(Dataset listings of figures)
========
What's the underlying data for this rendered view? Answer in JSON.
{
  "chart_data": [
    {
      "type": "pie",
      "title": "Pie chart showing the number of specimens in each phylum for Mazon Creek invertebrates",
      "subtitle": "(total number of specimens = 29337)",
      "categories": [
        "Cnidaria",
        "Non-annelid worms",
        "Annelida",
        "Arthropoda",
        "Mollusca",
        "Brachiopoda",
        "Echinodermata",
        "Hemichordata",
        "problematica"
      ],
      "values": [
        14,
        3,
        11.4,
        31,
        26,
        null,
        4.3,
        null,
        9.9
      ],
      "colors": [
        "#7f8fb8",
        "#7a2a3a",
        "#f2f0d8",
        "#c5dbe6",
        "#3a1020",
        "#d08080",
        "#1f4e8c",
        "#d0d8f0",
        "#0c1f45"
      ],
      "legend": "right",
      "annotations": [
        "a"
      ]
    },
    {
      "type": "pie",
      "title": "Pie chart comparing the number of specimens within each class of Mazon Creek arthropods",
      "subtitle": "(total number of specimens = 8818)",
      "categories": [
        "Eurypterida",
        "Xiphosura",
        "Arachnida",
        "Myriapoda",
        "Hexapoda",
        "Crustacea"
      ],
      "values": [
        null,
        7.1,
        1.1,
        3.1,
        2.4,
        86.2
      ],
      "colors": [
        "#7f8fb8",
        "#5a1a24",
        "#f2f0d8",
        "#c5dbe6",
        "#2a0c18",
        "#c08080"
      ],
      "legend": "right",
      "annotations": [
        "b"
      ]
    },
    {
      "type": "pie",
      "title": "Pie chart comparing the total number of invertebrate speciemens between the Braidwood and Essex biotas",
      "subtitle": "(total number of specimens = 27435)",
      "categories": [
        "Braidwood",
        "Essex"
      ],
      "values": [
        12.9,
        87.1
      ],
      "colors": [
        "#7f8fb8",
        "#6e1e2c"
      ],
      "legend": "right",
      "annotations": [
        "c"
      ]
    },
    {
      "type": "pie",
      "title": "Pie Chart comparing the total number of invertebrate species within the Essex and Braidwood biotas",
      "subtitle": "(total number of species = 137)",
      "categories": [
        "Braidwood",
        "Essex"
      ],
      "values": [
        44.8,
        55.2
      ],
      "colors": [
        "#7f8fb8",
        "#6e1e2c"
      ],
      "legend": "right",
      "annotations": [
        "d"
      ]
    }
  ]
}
========
Required work:
Filter the records above for lines containing the word "biotas", and copy those lines.

Task solution:
      "title": "Pie chart comparing the total number of invertebrate speciemens between the Braidwood and Essex biotas",
      "title": "Pie Chart comparing the total number of invertebrate species within the Essex and Braidwood biotas",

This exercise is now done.